[Collected data]
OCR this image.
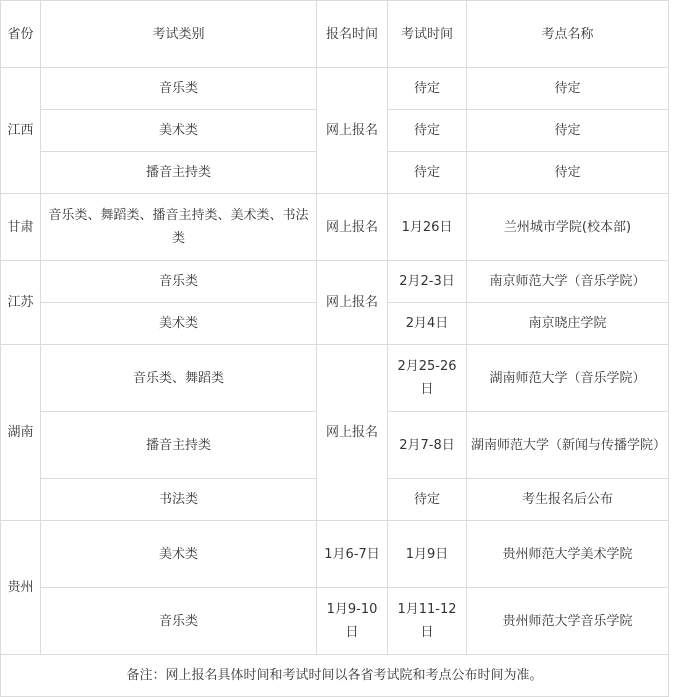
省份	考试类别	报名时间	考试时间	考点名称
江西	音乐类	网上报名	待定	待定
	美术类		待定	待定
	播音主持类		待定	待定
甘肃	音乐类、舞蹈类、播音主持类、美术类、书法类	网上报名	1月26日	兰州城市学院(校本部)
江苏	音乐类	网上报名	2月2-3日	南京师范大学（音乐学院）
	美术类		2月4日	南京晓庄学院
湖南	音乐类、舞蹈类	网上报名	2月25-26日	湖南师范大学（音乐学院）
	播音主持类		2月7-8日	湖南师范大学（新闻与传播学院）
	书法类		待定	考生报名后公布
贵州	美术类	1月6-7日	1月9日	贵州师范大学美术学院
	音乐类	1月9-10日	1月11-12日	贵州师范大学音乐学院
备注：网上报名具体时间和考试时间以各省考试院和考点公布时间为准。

--

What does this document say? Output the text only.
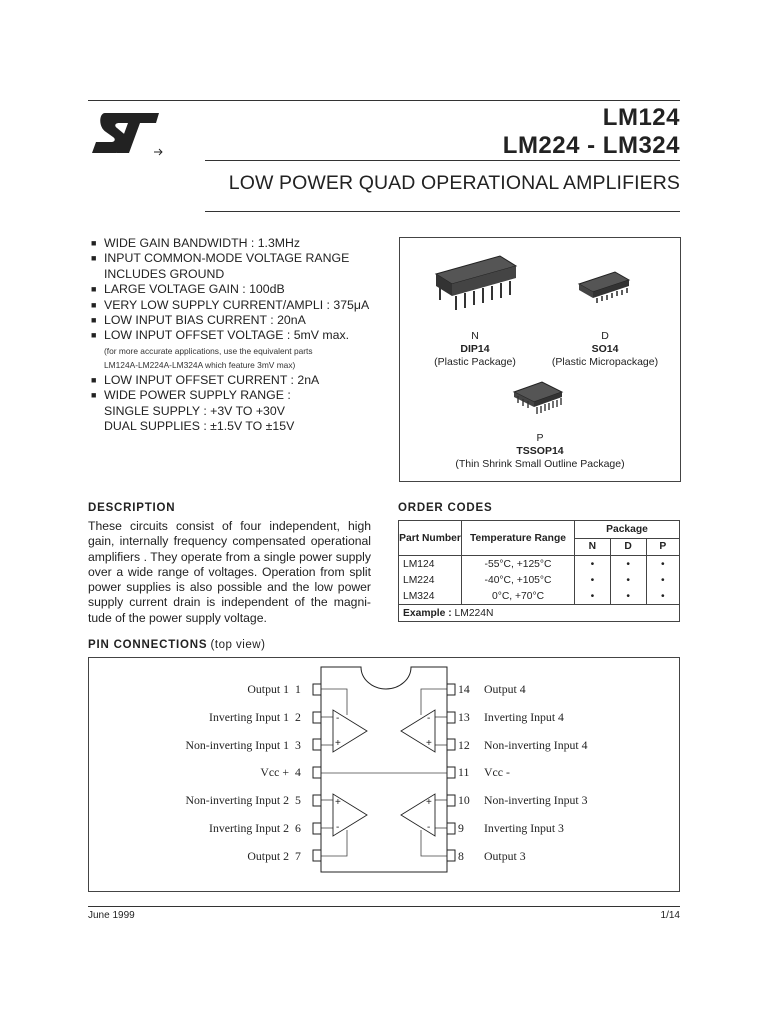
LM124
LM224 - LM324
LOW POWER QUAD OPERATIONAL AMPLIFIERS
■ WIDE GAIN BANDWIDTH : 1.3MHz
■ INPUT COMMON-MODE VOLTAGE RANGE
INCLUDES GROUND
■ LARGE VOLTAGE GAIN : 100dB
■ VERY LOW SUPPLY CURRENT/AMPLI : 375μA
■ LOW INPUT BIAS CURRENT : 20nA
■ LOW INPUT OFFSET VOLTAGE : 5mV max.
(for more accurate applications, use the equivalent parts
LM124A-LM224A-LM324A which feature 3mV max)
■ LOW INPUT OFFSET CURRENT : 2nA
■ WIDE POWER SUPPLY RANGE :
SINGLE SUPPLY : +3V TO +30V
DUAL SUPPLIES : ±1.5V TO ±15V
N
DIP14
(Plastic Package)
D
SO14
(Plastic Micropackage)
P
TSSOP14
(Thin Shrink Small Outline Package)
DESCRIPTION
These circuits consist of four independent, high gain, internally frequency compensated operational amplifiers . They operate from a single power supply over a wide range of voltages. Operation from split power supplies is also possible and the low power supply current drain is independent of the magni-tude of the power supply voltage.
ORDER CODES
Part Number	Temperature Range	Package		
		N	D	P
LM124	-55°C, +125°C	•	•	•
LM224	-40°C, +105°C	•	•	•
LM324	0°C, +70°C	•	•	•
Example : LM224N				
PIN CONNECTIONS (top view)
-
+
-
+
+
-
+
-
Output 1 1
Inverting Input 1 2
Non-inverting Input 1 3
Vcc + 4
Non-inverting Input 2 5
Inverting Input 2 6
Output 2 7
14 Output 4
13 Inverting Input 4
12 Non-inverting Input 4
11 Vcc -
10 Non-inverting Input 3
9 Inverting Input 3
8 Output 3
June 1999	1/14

---

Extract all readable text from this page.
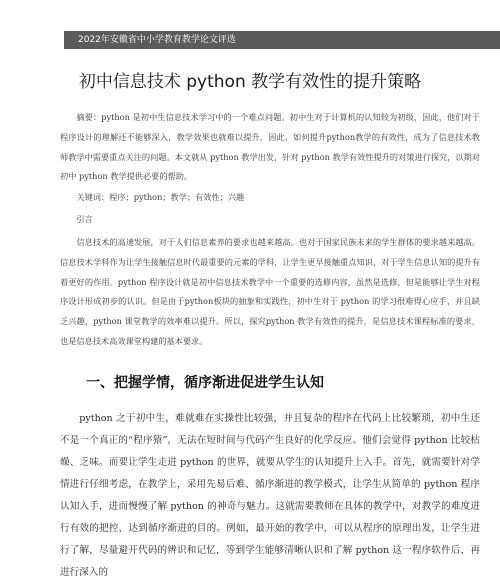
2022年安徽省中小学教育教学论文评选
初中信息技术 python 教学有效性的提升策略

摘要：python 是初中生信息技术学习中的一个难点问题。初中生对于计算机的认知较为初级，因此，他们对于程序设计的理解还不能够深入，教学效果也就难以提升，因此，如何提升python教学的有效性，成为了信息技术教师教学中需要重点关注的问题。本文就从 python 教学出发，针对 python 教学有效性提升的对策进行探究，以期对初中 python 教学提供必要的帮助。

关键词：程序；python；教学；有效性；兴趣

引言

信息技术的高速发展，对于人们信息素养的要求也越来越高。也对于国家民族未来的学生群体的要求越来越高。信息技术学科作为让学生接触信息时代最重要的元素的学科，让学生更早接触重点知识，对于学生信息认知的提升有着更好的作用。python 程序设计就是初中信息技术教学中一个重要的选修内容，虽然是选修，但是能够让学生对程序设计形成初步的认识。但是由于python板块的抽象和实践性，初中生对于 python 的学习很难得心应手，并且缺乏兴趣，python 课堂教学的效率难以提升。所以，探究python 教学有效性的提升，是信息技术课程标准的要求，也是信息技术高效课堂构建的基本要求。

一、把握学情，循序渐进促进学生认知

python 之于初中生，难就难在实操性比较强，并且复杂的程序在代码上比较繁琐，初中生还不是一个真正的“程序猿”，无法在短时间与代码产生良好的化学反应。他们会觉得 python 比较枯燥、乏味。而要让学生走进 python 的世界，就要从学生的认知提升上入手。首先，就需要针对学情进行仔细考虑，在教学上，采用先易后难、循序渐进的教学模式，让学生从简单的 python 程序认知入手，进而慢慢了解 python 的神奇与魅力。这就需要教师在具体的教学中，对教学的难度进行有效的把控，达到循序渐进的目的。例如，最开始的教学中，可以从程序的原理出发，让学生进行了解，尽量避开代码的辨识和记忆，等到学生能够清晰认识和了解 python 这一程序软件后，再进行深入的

- **Exercise brief**: Identify the lines above that contain the word "Output", then copy them.

- **Answer to the exercise**:
What does this document say? Output the text only.
Output 1 1
Output 2 7
14 Output 4
8 Output 3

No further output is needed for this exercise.